*CHALLENGE:*
Copy out all the records, word for word.

*RECORDS SUPPLIED:*
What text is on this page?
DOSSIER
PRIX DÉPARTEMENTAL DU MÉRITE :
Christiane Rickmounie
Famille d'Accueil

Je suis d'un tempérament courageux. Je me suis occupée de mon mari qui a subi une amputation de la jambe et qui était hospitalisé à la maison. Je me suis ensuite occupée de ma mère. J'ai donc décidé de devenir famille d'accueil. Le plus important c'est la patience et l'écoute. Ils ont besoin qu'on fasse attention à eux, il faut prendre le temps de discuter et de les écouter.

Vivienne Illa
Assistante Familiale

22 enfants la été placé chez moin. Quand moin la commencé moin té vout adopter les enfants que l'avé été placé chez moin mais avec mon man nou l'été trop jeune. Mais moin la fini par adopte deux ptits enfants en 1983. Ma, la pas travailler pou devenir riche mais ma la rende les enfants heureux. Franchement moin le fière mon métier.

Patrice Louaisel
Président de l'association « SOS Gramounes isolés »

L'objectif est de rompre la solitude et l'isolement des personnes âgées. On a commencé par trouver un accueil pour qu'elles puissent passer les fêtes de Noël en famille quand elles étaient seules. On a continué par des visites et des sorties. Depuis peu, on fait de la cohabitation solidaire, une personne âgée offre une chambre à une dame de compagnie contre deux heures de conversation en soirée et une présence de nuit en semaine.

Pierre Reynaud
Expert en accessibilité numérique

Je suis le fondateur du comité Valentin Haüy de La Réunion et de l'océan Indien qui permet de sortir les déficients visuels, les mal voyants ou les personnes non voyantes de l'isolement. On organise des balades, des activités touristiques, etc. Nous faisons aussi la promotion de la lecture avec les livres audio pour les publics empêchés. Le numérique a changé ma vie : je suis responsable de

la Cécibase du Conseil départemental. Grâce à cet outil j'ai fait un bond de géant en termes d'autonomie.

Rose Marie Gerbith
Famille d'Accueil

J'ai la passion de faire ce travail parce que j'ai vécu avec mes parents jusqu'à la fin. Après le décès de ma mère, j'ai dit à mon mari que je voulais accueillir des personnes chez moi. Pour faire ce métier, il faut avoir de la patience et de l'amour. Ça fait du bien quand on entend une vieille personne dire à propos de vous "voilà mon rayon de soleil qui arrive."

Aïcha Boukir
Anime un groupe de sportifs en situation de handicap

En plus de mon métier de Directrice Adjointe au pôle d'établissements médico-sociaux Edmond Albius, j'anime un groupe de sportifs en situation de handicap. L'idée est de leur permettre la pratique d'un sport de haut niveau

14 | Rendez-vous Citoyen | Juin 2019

*ANSWER:*
What text is on this page?
DOSSIER
PRIX DÉPARTEMENTAL DU MÉRITE :
Christiane Rickmounie
Famille d'Accueil

Je suis d'un tempérament courageux. Je me suis occupée de mon mari qui a subi une amputation de la jambe et qui était hospitalisé à la maison. Je me suis ensuite occupée de ma mère. J'ai donc décidé de devenir famille d'accueil. Le plus important c'est la patience et l'écoute. Ils ont besoin qu'on fasse attention à eux, il faut prendre le temps de discuter et de les écouter.

Vivienne Illa
Assistante Familiale

22 enfants la été placé chez moin. Quand moin la commencé moin té vout adopter les enfants que l'avé été placé chez moin mais avec mon man nou l'été trop jeune. Mais moin la fini par adopte deux ptits enfants en 1983. Ma, la pas travailler pou devenir riche mais ma la rende les enfants heureux. Franchement moin le fière mon métier.

Patrice Louaisel
Président de l'association « SOS Gramounes isolés »

L'objectif est de rompre la solitude et l'isolement des personnes âgées. On a commencé par trouver un accueil pour qu'elles puissent passer les fêtes de Noël en famille quand elles étaient seules. On a continué par des visites et des sorties. Depuis peu, on fait de la cohabitation solidaire, une personne âgée offre une chambre à une dame de compagnie contre deux heures de conversation en soirée et une présence de nuit en semaine.

Pierre Reynaud
Expert en accessibilité numérique

Je suis le fondateur du comité Valentin Haüy de La Réunion et de l'océan Indien qui permet de sortir les déficients visuels, les mal voyants ou les personnes non voyantes de l'isolement. On organise des balades, des activités touristiques, etc. Nous faisons aussi la promotion de la lecture avec les livres audio pour les publics empêchés. Le numérique a changé ma vie : je suis responsable de

la Cécibase du Conseil départemental. Grâce à cet outil j'ai fait un bond de géant en termes d'autonomie.

Rose Marie Gerbith
Famille d'Accueil

J'ai la passion de faire ce travail parce que j'ai vécu avec mes parents jusqu'à la fin. Après le décès de ma mère, j'ai dit à mon mari que je voulais accueillir des personnes chez moi. Pour faire ce métier, il faut avoir de la patience et de l'amour. Ça fait du bien quand on entend une vieille personne dire à propos de vous "voilà mon rayon de soleil qui arrive."

Aïcha Boukir
Anime un groupe de sportifs en situation de handicap

En plus de mon métier de Directrice Adjointe au pôle d'établissements médico-sociaux Edmond Albius, j'anime un groupe de sportifs en situation de handicap. L'idée est de leur permettre la pratique d'un sport de haut niveau

14 | Rendez-vous Citoyen | Juin 2019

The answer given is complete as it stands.